Source records
⁂
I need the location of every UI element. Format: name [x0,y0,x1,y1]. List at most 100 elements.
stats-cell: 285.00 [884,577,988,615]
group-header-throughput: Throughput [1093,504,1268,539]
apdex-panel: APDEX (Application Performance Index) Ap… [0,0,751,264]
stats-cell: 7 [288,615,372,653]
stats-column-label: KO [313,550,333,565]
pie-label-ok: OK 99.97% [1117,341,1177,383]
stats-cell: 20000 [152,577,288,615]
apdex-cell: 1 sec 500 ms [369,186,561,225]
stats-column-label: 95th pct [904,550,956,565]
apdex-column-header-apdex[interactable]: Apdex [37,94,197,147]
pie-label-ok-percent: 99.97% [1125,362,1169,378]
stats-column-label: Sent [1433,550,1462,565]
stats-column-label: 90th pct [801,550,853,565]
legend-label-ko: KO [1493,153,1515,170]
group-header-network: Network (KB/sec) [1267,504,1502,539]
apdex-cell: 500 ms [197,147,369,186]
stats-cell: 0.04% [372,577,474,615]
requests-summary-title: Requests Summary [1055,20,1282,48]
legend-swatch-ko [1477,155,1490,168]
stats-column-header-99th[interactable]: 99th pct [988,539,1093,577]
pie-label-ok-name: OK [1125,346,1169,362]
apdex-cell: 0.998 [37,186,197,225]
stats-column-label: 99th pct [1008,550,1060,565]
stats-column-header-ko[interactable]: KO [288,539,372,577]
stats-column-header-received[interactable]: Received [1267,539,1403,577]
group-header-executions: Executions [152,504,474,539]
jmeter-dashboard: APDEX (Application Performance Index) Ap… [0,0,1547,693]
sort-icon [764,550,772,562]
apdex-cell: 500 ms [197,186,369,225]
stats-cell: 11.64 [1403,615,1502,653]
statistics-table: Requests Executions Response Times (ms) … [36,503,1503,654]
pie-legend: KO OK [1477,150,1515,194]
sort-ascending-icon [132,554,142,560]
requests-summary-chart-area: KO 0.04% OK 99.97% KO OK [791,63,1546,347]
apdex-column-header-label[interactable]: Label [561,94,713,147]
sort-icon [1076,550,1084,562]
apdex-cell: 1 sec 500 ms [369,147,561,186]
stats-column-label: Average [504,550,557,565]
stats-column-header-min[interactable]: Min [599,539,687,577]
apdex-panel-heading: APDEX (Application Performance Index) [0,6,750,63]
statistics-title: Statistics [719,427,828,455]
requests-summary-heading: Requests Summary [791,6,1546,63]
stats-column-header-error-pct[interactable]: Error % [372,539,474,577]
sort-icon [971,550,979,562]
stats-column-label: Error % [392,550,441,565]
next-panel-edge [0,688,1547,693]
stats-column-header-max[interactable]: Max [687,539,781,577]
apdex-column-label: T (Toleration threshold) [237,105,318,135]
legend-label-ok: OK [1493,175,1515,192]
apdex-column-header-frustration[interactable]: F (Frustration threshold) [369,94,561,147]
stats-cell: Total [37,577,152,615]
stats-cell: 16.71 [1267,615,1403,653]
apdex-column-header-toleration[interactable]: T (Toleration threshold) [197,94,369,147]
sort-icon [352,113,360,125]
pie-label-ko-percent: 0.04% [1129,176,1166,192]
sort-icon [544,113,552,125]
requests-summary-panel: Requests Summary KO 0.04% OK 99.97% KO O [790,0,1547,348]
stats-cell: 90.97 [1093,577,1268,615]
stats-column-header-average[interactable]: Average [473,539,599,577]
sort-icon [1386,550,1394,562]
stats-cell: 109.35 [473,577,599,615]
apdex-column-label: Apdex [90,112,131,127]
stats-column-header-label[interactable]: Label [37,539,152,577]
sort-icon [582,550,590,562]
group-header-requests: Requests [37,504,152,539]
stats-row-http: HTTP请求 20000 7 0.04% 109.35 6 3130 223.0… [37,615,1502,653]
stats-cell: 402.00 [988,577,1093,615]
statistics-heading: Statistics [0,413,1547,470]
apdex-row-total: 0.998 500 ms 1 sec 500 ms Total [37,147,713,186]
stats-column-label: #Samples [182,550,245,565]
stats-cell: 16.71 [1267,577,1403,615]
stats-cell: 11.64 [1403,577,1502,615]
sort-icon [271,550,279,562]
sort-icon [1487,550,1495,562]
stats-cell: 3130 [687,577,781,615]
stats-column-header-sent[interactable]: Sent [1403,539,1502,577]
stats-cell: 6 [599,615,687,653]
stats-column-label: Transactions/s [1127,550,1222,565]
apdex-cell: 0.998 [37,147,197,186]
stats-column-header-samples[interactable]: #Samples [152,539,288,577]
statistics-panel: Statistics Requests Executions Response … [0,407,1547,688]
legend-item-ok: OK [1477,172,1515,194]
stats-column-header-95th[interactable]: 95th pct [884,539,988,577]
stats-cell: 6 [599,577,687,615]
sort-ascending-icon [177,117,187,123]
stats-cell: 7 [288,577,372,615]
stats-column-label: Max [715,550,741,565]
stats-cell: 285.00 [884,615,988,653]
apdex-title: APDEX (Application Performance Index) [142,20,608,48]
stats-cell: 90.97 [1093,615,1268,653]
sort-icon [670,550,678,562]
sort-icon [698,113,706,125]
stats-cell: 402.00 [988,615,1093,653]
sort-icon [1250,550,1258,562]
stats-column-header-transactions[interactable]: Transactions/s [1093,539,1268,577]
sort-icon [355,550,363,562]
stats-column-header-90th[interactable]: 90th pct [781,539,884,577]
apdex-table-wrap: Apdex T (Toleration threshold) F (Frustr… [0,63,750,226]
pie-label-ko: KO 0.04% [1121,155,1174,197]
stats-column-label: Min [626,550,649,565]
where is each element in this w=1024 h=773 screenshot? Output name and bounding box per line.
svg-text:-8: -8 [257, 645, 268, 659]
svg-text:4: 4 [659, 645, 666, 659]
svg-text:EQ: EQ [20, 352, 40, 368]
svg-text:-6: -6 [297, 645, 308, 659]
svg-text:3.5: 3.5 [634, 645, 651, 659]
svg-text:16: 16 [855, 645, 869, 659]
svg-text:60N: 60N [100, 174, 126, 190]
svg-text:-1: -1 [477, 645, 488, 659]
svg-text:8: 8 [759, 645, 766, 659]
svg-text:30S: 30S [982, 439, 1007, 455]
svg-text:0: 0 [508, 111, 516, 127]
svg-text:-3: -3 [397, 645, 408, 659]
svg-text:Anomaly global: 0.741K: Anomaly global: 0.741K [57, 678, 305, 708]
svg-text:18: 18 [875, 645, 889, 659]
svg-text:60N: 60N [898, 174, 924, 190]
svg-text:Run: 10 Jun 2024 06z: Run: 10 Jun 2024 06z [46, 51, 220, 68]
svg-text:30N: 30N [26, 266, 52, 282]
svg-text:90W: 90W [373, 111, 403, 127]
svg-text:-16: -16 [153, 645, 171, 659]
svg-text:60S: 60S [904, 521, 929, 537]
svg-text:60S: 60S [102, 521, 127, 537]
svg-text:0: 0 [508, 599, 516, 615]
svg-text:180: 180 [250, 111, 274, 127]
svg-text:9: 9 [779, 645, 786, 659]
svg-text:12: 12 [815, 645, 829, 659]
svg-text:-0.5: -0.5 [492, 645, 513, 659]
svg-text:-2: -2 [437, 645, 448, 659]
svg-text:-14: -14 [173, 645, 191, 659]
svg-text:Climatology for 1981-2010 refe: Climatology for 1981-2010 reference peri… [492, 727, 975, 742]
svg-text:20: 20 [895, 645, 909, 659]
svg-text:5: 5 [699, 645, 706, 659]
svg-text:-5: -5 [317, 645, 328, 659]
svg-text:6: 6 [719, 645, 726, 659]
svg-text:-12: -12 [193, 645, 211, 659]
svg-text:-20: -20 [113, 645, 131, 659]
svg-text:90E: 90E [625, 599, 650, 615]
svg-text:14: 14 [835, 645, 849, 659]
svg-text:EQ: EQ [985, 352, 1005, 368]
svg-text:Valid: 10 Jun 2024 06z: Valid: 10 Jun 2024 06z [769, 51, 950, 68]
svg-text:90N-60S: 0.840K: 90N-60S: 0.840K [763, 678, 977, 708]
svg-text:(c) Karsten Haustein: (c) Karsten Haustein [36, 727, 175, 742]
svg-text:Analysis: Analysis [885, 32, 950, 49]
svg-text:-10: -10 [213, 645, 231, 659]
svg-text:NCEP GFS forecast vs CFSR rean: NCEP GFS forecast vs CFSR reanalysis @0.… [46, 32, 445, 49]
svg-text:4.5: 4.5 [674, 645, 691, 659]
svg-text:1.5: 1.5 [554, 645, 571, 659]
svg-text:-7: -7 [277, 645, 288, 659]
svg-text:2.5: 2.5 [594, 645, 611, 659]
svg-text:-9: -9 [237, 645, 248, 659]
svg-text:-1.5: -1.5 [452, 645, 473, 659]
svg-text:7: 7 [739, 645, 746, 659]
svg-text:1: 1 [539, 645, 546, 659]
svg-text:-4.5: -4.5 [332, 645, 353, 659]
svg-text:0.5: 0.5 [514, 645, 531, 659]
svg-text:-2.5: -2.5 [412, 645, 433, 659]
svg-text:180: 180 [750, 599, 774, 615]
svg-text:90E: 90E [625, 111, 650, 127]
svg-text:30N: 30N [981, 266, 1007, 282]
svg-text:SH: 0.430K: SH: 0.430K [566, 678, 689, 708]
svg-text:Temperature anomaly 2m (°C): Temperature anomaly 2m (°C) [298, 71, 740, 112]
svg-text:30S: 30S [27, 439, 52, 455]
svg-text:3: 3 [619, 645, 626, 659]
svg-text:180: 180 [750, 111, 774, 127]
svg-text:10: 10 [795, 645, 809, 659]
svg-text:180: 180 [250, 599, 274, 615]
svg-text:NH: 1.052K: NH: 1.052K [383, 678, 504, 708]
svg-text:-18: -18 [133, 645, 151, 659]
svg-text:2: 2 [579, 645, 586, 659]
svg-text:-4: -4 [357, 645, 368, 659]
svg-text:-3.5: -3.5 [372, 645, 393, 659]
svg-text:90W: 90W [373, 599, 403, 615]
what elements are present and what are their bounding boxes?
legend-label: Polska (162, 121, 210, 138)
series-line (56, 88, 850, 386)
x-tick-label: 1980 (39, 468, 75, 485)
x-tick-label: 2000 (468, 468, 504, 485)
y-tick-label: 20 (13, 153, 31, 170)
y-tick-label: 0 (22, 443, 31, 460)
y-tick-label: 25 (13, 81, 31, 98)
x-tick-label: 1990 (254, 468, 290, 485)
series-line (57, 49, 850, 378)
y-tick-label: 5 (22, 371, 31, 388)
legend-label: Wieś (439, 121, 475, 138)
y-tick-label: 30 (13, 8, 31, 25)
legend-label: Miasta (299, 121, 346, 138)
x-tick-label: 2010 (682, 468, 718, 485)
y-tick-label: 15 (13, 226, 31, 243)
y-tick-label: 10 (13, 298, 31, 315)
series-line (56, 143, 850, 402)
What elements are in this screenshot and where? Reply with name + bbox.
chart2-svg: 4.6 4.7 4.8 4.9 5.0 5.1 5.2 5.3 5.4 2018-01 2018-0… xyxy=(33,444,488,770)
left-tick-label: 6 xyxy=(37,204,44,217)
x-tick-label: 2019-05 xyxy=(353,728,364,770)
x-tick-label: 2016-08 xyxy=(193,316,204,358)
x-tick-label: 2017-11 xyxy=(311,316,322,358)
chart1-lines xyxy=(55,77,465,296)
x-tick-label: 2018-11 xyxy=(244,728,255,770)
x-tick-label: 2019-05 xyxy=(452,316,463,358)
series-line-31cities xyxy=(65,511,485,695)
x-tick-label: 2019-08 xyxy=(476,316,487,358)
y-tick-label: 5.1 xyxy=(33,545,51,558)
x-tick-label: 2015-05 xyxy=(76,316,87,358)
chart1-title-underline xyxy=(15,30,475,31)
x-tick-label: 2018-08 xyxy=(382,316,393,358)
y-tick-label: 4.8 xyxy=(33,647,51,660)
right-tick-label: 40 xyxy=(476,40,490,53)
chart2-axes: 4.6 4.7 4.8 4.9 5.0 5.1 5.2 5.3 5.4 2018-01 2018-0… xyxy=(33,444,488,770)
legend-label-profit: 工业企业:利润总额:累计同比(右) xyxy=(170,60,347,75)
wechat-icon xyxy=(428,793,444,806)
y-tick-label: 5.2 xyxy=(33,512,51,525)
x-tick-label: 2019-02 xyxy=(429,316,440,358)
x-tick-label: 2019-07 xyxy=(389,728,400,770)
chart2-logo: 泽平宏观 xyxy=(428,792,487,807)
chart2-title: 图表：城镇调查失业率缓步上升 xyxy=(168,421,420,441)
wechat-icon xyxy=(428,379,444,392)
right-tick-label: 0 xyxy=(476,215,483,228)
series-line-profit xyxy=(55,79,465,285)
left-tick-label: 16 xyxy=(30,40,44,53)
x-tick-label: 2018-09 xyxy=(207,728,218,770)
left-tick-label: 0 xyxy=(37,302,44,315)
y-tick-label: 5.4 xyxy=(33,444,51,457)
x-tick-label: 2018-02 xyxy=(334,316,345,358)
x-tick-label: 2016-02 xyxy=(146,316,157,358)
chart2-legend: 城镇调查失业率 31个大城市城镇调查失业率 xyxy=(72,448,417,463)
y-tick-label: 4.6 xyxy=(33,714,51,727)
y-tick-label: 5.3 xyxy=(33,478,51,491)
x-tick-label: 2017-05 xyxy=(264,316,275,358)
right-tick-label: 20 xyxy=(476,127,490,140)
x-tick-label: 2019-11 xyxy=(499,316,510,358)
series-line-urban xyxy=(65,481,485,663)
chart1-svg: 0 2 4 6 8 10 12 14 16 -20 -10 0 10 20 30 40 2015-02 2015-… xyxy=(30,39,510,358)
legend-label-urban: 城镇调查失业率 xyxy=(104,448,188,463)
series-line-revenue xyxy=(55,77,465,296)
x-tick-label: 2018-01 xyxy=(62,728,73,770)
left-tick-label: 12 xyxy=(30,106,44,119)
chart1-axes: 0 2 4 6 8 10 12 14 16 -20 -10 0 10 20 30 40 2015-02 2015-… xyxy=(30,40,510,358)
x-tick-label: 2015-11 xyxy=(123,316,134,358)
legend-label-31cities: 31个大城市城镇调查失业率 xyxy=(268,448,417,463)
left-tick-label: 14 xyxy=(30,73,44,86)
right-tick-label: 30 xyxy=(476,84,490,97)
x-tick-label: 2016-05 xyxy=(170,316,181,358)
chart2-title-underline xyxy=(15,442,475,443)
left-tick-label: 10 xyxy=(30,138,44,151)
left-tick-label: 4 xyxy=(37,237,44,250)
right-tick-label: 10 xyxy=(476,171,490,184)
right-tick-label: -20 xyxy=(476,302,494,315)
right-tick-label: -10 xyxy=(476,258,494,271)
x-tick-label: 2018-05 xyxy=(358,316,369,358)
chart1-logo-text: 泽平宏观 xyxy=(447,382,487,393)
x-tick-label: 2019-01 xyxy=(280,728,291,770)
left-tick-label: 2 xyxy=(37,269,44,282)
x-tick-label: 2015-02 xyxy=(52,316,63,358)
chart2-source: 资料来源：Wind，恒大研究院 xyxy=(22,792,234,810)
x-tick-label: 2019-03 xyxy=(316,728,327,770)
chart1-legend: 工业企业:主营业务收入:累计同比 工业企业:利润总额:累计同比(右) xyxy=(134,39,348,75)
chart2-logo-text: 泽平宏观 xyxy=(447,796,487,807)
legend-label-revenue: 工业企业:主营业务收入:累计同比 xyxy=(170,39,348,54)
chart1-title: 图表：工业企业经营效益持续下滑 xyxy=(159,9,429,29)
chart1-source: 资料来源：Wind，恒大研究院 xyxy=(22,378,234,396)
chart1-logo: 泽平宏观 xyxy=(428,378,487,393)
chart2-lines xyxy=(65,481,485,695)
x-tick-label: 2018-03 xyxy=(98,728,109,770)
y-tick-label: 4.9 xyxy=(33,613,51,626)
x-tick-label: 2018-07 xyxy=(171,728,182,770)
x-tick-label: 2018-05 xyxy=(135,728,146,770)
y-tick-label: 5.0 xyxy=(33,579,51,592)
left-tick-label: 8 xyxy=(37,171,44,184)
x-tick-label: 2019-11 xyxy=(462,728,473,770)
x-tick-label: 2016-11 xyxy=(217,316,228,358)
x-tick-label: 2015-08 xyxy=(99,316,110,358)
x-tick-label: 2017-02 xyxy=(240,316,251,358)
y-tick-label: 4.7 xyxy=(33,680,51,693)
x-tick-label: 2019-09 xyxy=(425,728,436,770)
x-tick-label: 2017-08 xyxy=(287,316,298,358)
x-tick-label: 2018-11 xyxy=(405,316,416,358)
⁂
→ **REQUIREMENT**:
Can you copy the material word for word, from its first line through the line containing "apdex-cell: 0.998 [37,186,197,225]", with both of those lines included?

→ **RESULT**:
I need the location of every UI element. Format: name [x0,y0,x1,y1]. List at most 100 elements.
stats-cell: 285.00 [884,577,988,615]
group-header-throughput: Throughput [1093,504,1268,539]
apdex-panel: APDEX (Application Performance Index) Ap… [0,0,751,264]
stats-cell: 7 [288,615,372,653]
stats-column-label: KO [313,550,333,565]
pie-label-ok: OK 99.97% [1117,341,1177,383]
stats-cell: 20000 [152,577,288,615]
apdex-cell: 1 sec 500 ms [369,186,561,225]
stats-column-label: 95th pct [904,550,956,565]
apdex-column-header-apdex[interactable]: Apdex [37,94,197,147]
pie-label-ok-percent: 99.97% [1125,362,1169,378]
stats-column-label: Sent [1433,550,1462,565]
stats-column-label: 90th pct [801,550,853,565]
legend-label-ko: KO [1493,153,1515,170]
group-header-network: Network (KB/sec) [1267,504,1502,539]
apdex-cell: 500 ms [197,147,369,186]
stats-cell: 0.04% [372,577,474,615]
requests-summary-title: Requests Summary [1055,20,1282,48]
legend-swatch-ko [1477,155,1490,168]
stats-column-header-99th[interactable]: 99th pct [988,539,1093,577]
pie-label-ok-name: OK [1125,346,1169,362]
apdex-cell: 0.998 [37,186,197,225]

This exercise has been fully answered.